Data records
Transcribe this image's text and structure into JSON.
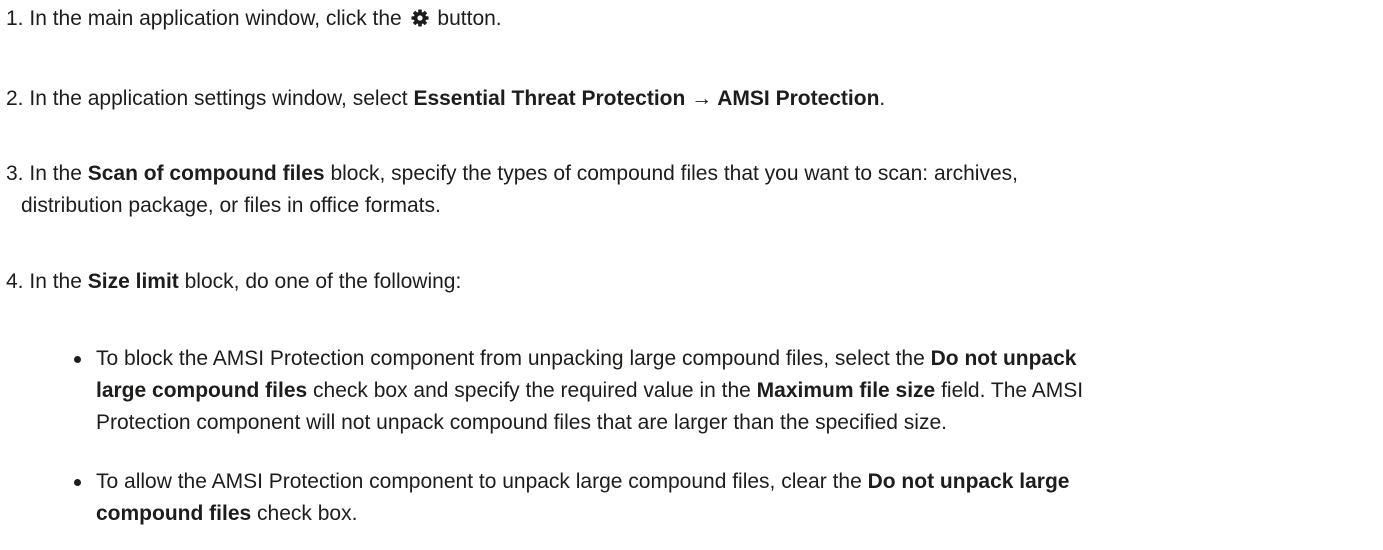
{
  "steps": [
    {
      "num": "1.",
      "parts": [
        "In the main application window, click the",
        "button."
      ],
      "icon": "gear-icon"
    },
    {
      "num": "2.",
      "parts": [
        "In the application settings window, select",
        "Essential Threat Protection → AMSI Protection",
        "."
      ]
    },
    {
      "num": "3.",
      "parts": [
        "In the",
        "Scan of compound files",
        "block, specify the types of compound files that you want to scan: archives,",
        "distribution package, or files in office formats."
      ]
    },
    {
      "num": "4.",
      "parts": [
        "In the",
        "Size limit",
        "block, do one of the following:"
      ]
    }
  ],
  "bullets": [
    {
      "parts": [
        "To block the AMSI Protection component from unpacking large compound files, select the",
        "Do not unpack",
        "large compound files",
        "check box and specify the required value in the",
        "Maximum file size",
        "field. The AMSI",
        "Protection component will not unpack compound files that are larger than the specified size."
      ]
    },
    {
      "parts": [
        "To allow the AMSI Protection component to unpack large compound files, clear the",
        "Do not unpack large",
        "compound files",
        "check box."
      ]
    }
  ]
}
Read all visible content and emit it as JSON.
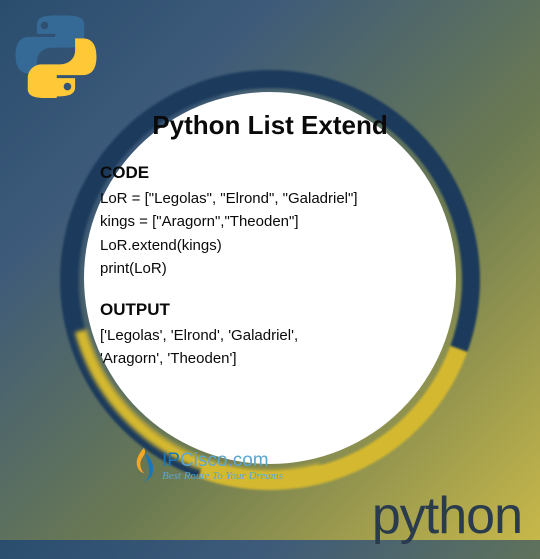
{
  "title": "Python List Extend",
  "code": {
    "label": "CODE",
    "lines": [
      "LoR = [\"Legolas\", \"Elrond\", \"Galadriel\"]",
      "kings = [\"Aragorn\",\"Theoden\"]",
      "LoR.extend(kings)",
      "print(LoR)"
    ]
  },
  "output": {
    "label": "OUTPUT",
    "lines": [
      "['Legolas', 'Elrond', 'Galadriel',",
      "'Aragorn', 'Theoden']"
    ]
  },
  "footer": {
    "site": {
      "prefix": "IP",
      "rest": "Cisco.com"
    },
    "tagline": "Best Route To Your Dreams"
  },
  "wordmark": "python"
}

Your instructions:
Please repeat the entries exactly. Do not include the pictures.

Task result:
Transcribe this image's text and structure into JSON.
{
  "steps": [
    {
      "num": "1.",
      "parts": [
        "In the main application window, click the",
        "button."
      ],
      "icon": "gear-icon"
    },
    {
      "num": "2.",
      "parts": [
        "In the application settings window, select",
        "Essential Threat Protection → AMSI Protection",
        "."
      ]
    },
    {
      "num": "3.",
      "parts": [
        "In the",
        "Scan of compound files",
        "block, specify the types of compound files that you want to scan: archives,",
        "distribution package, or files in office formats."
      ]
    },
    {
      "num": "4.",
      "parts": [
        "In the",
        "Size limit",
        "block, do one of the following:"
      ]
    }
  ],
  "bullets": [
    {
      "parts": [
        "To block the AMSI Protection component from unpacking large compound files, select the",
        "Do not unpack",
        "large compound files",
        "check box and specify the required value in the",
        "Maximum file size",
        "field. The AMSI",
        "Protection component will not unpack compound files that are larger than the specified size."
      ]
    },
    {
      "parts": [
        "To allow the AMSI Protection component to unpack large compound files, clear the",
        "Do not unpack large",
        "compound files",
        "check box."
      ]
    }
  ]
}
Read all visible content and emit it as JSON.
{
  "title": "Python List Extend",
  "code": {
    "label": "CODE",
    "lines": [
      "LoR = [\"Legolas\", \"Elrond\", \"Galadriel\"]",
      "kings = [\"Aragorn\",\"Theoden\"]",
      "LoR.extend(kings)",
      "print(LoR)"
    ]
  },
  "output": {
    "label": "OUTPUT",
    "lines": [
      "['Legolas', 'Elrond', 'Galadriel',",
      "'Aragorn', 'Theoden']"
    ]
  },
  "footer": {
    "site": {
      "prefix": "IP",
      "rest": "Cisco.com"
    },
    "tagline": "Best Route To Your Dreams"
  },
  "wordmark": "python"
}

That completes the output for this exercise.